Exercise instructions: Count the lines below that contain "nurse". Give only the number.

Materials provided:
_ _ _ _
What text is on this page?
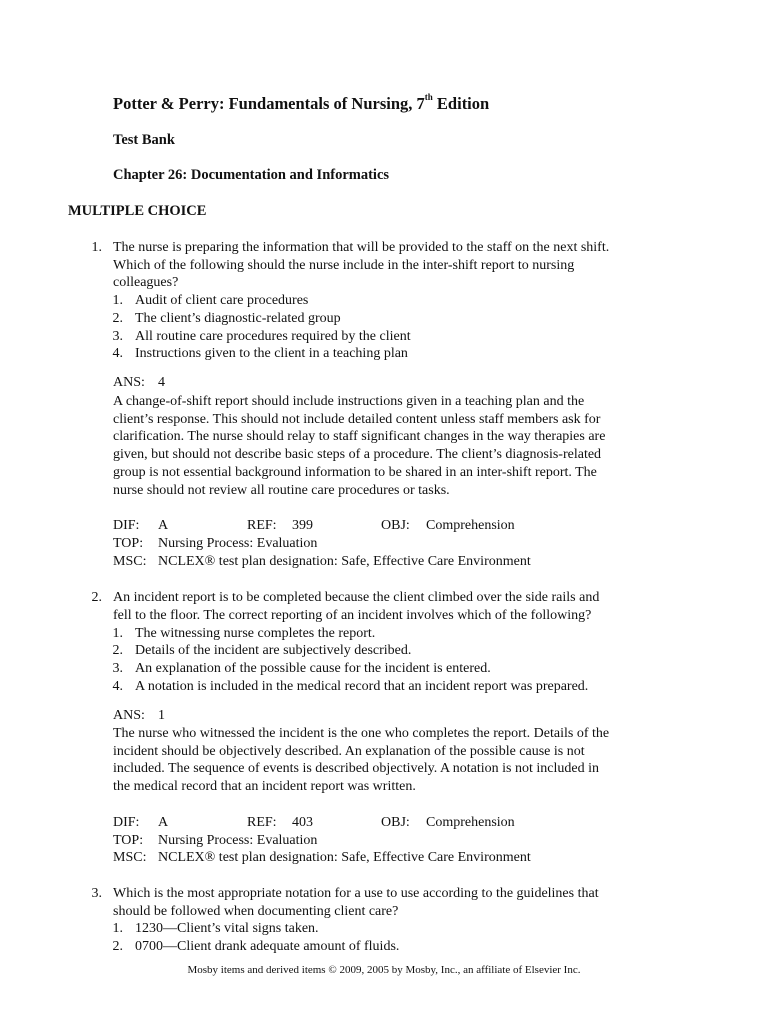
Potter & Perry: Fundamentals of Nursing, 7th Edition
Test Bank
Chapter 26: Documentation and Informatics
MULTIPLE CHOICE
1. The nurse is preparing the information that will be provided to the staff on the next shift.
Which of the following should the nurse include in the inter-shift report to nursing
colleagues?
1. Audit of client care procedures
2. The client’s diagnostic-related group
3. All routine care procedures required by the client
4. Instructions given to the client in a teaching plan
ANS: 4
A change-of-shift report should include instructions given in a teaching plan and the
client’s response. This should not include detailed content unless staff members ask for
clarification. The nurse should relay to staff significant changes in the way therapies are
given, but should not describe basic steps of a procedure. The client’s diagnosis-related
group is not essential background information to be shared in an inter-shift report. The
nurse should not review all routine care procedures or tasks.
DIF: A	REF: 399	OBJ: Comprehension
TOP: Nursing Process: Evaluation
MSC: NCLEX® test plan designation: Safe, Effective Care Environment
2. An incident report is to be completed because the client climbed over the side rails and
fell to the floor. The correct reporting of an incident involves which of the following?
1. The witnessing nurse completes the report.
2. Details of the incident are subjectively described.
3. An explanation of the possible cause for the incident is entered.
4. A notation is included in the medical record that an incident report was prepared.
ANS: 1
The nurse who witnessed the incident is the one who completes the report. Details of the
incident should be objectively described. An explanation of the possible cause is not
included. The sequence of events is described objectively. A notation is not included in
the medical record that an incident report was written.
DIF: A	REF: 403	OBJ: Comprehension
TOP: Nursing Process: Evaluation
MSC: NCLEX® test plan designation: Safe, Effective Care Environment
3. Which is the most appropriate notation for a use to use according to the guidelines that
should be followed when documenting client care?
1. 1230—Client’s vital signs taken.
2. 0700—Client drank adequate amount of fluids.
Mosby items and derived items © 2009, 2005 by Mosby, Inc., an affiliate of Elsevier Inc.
_ _ _ _
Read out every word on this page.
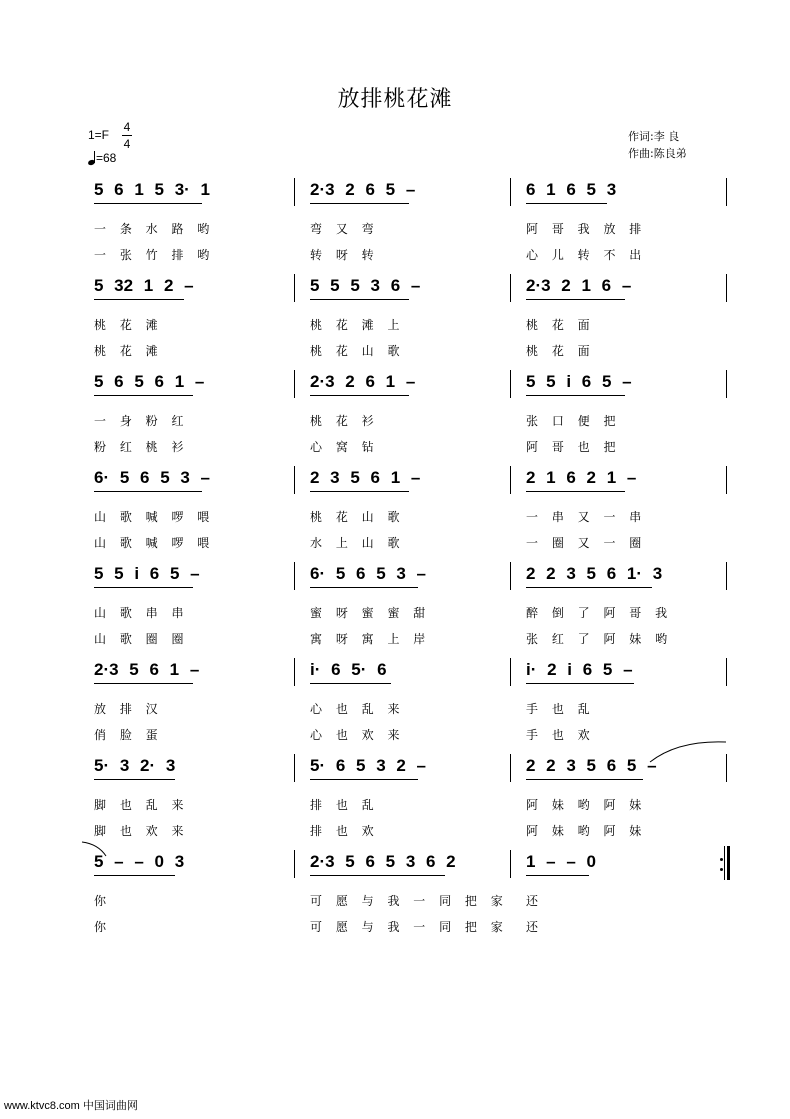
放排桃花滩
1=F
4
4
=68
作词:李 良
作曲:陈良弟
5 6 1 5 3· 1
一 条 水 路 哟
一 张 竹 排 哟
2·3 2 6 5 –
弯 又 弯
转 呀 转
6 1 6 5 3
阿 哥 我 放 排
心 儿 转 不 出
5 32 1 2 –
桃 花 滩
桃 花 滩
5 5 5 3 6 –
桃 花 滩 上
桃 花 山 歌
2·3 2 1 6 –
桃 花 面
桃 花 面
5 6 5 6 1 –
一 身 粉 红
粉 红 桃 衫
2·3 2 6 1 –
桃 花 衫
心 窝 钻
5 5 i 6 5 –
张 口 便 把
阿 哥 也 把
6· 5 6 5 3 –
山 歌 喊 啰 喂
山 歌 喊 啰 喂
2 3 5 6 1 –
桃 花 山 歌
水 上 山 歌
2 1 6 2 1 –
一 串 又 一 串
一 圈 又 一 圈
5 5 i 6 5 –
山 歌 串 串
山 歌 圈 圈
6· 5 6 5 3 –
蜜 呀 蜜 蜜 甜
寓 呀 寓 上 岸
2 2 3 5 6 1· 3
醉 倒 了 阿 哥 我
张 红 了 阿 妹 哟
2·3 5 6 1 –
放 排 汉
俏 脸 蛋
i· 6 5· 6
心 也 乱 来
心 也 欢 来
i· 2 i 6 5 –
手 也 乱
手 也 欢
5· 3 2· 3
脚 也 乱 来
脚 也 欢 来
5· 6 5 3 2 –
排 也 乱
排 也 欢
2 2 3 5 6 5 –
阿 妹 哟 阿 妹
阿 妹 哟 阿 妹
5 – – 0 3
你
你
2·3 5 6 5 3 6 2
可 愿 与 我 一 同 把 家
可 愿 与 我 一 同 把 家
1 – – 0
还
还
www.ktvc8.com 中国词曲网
_ _ _ _
Solution to this exercise: 6